Extracted information.
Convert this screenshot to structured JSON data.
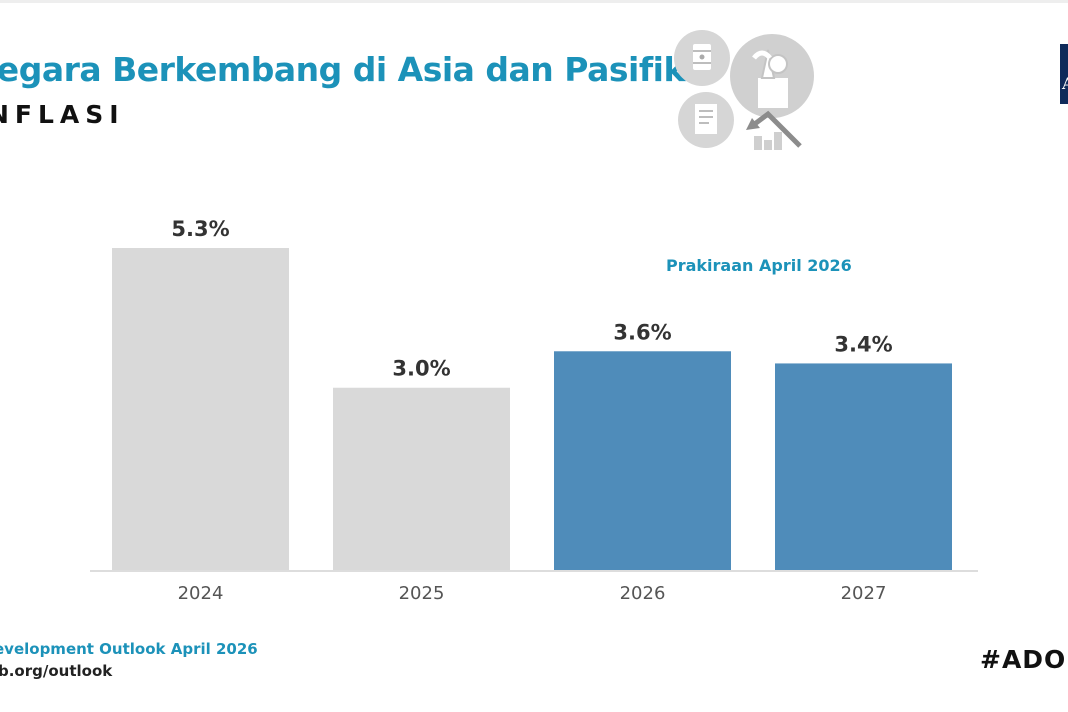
{
  "header": {
    "title": "legara Berkembang di Asia dan Pasifik",
    "subtitle": "NFLASI"
  },
  "illustration": {
    "icons": [
      "oil-barrel-icon",
      "grocery-bag-icon",
      "receipt-icon",
      "rising-price-icon"
    ]
  },
  "annotation": "Prakiraan April 2026",
  "footer": {
    "source": "evelopment Outlook April 2026",
    "url": "b.org/outlook",
    "hashtag": "#ADO"
  },
  "colors": {
    "accent": "#1c92b9",
    "actual_bar": "#d9d9d9",
    "forecast_bar": "#4f8cba",
    "logo": "#0f2a5a"
  },
  "chart_data": {
    "type": "bar",
    "title": "",
    "xlabel": "",
    "ylabel": "",
    "categories": [
      "2024",
      "2025",
      "2026",
      "2027"
    ],
    "values": [
      5.3,
      3.0,
      3.6,
      3.4
    ],
    "value_labels": [
      "5.3%",
      "3.0%",
      "3.6%",
      "3.4%"
    ],
    "forecast": [
      false,
      false,
      true,
      true
    ],
    "ylim": [
      0,
      5.3
    ],
    "grid": false,
    "legend": "none"
  }
}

Written task. Leaving all pictures aside, quote each record exactly.

Answer to this task.
Convert this screenshot to structured JSON data.
{
  "header": {
    "title": "legara Berkembang di Asia dan Pasifik",
    "subtitle": "NFLASI"
  },
  "illustration": {
    "icons": [
      "oil-barrel-icon",
      "grocery-bag-icon",
      "receipt-icon",
      "rising-price-icon"
    ]
  },
  "annotation": "Prakiraan April 2026",
  "footer": {
    "source": "evelopment Outlook April 2026",
    "url": "b.org/outlook",
    "hashtag": "#ADO"
  },
  "colors": {
    "accent": "#1c92b9",
    "actual_bar": "#d9d9d9",
    "forecast_bar": "#4f8cba",
    "logo": "#0f2a5a"
  },
  "chart_data": {
    "type": "bar",
    "title": "",
    "xlabel": "",
    "ylabel": "",
    "categories": [
      "2024",
      "2025",
      "2026",
      "2027"
    ],
    "values": [
      5.3,
      3.0,
      3.6,
      3.4
    ],
    "value_labels": [
      "5.3%",
      "3.0%",
      "3.6%",
      "3.4%"
    ],
    "forecast": [
      false,
      false,
      true,
      true
    ],
    "ylim": [
      0,
      5.3
    ],
    "grid": false,
    "legend": "none"
  }
}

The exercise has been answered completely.